Objective
Write every line out verbatim and omit the pictures.

Extracted records:
┄┄┄┄┄┄┄┄┄┄
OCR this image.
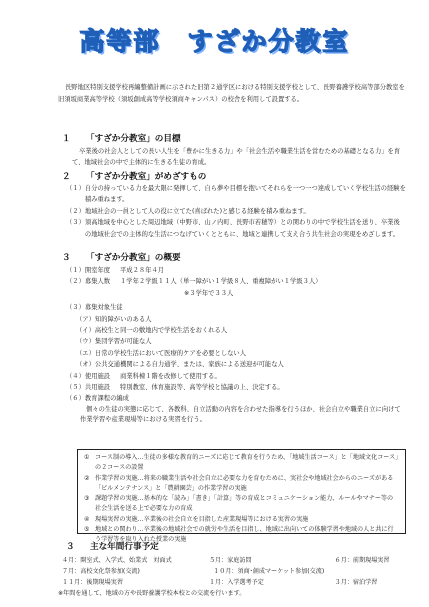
高等部　すざか分教室
長野地区特別支援学校再編整備計画に示された旧第２通学区における特別支援学校として、長野養護学校高等部分教室を旧須坂商業高等学校（須坂創成高等学校須商キャンパス）の校舎を利用して設置する。
１ 「すざか分教室」の目標
卒業後の社会人としての長い人生を「豊かに生きる力」や「社会生活や職業生活を営むための基礎となる力」を育て、地域社会の中で主体的に生きる生徒の育成。
２ 「すざか分教室」がめざすもの
（１） 自分の持っている力を最大限に発揮して、自ら夢や目標を抱いてそれらを一つ一つ達成していく学校生活の経験を積み重ねます。
（２） 地域社会の一員として人の役に立てた(喜ばれた)と感じる経験を積み重ねます。
（３） 須高地域を中心とした周辺地域（中野市、山ノ内町、長野市若穂等）との関わりの中で学校生活を送り、卒業後の地域社会での主体的な生活につなげていくとともに、地域と連携して支え合う共生社会の実現をめざします。
３ 「すざか分教室」の概要
（１）開室年度	平成２８年４月
（２）募集人数	１学年２学級１１人（単一障がい１学級８人、重複障がい１学級３人）
※３学年で３３人
（３）募集対象生徒
（ア） 知的障がいのある人
（イ） 高校生と同一の敷地内で学校生活をおくれる人
（ウ） 集団学習が可能な人
（エ） 日常の学校生活において医療的ケアを必要としない人
（オ） 公共交通機関による自力通学、または、家族による送迎が可能な人
（４）使用施設	商業科棟１階を改修して使用する。
（５）共用施設	特別教室、体育施設等、高等学校と協議の上、決定する。
（６）教育課程の編成
個々の生徒の実態に応じて、各教科、自立活動の内容を合わせた指導を行うほか、社会自立や職業自立に向けて作業学習や産業現場等における実習を行う。
① コース制の導入…生徒の多様な教育的ニーズに応じて教育を行うため、「地域生活コース」と「地域文化コース」の２コースの設置
② 作業学習の実施…将来の職業生活や社会自立に必要な力を育むために、実社会や地域社会からのニーズがある「ビルメンテナンス」と「農耕園芸」の作業学習の実施
③ 課題学習の実施…基本的な「読み」「書き」「計算」等の育成とコミュニケーション能力、ルールやマナー等の社会生活を送る上で必要な力の育成
④ 現場実習の実施…卒業後の社会自立を目指した産業現場等における実習の実施
⑤ 地域との関わり…卒業後の地域社会での就労や生活を目指し、地域に出向いての体験学習や地域の人と共に行う学習等を取り入れた授業の実施
３ 主な年間行事予定
４月：開室式、入学式、始業式　対面式	５月：家庭訪問	６月：前期現場実習
７月：高校文化祭参加(交流)	１０月：須商･創成マーケット参加(交流)
１１月：後期現場実習	１月：入学選考予定	３月：宿泊学習
※年間を通して、地域の方や長野養護学校本校との交流を行います。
┄┄┄┄┄┄┄┄┄┄
Solution for this problem
OCR this image.
高等部　すざか分教室
長野地区特別支援学校再編整備計画に示された旧第２通学区における特別支援学校として、長野養護学校高等部分教室を旧須坂商業高等学校（須坂創成高等学校須商キャンパス）の校舎を利用して設置する。
１ 「すざか分教室」の目標
卒業後の社会人としての長い人生を「豊かに生きる力」や「社会生活や職業生活を営むための基礎となる力」を育て、地域社会の中で主体的に生きる生徒の育成。
２ 「すざか分教室」がめざすもの
（１） 自分の持っている力を最大限に発揮して、自ら夢や目標を抱いてそれらを一つ一つ達成していく学校生活の経験を積み重ねます。
（２） 地域社会の一員として人の役に立てた(喜ばれた)と感じる経験を積み重ねます。
（３） 須高地域を中心とした周辺地域（中野市、山ノ内町、長野市若穂等）との関わりの中で学校生活を送り、卒業後の地域社会での主体的な生活につなげていくとともに、地域と連携して支え合う共生社会の実現をめざします。
３ 「すざか分教室」の概要
（１）開室年度	平成２８年４月
（２）募集人数	１学年２学級１１人（単一障がい１学級８人、重複障がい１学級３人）
※３学年で３３人
（３）募集対象生徒
（ア） 知的障がいのある人
（イ） 高校生と同一の敷地内で学校生活をおくれる人
（ウ） 集団学習が可能な人
（エ） 日常の学校生活において医療的ケアを必要としない人
（オ） 公共交通機関による自力通学、または、家族による送迎が可能な人
（４）使用施設	商業科棟１階を改修して使用する。
（５）共用施設	特別教室、体育施設等、高等学校と協議の上、決定する。
（６）教育課程の編成
個々の生徒の実態に応じて、各教科、自立活動の内容を合わせた指導を行うほか、社会自立や職業自立に向けて作業学習や産業現場等における実習を行う。
① コース制の導入…生徒の多様な教育的ニーズに応じて教育を行うため、「地域生活コース」と「地域文化コース」の２コースの設置
② 作業学習の実施…将来の職業生活や社会自立に必要な力を育むために、実社会や地域社会からのニーズがある「ビルメンテナンス」と「農耕園芸」の作業学習の実施
③ 課題学習の実施…基本的な「読み」「書き」「計算」等の育成とコミュニケーション能力、ルールやマナー等の社会生活を送る上で必要な力の育成
④ 現場実習の実施…卒業後の社会自立を目指した産業現場等における実習の実施
⑤ 地域との関わり…卒業後の地域社会での就労や生活を目指し、地域に出向いての体験学習や地域の人と共に行う学習等を取り入れた授業の実施
３ 主な年間行事予定
４月：開室式、入学式、始業式　対面式	５月：家庭訪問	６月：前期現場実習
７月：高校文化祭参加(交流)	１０月：須商･創成マーケット参加(交流)
１１月：後期現場実習	１月：入学選考予定	３月：宿泊学習
※年間を通して、地域の方や長野養護学校本校との交流を行います。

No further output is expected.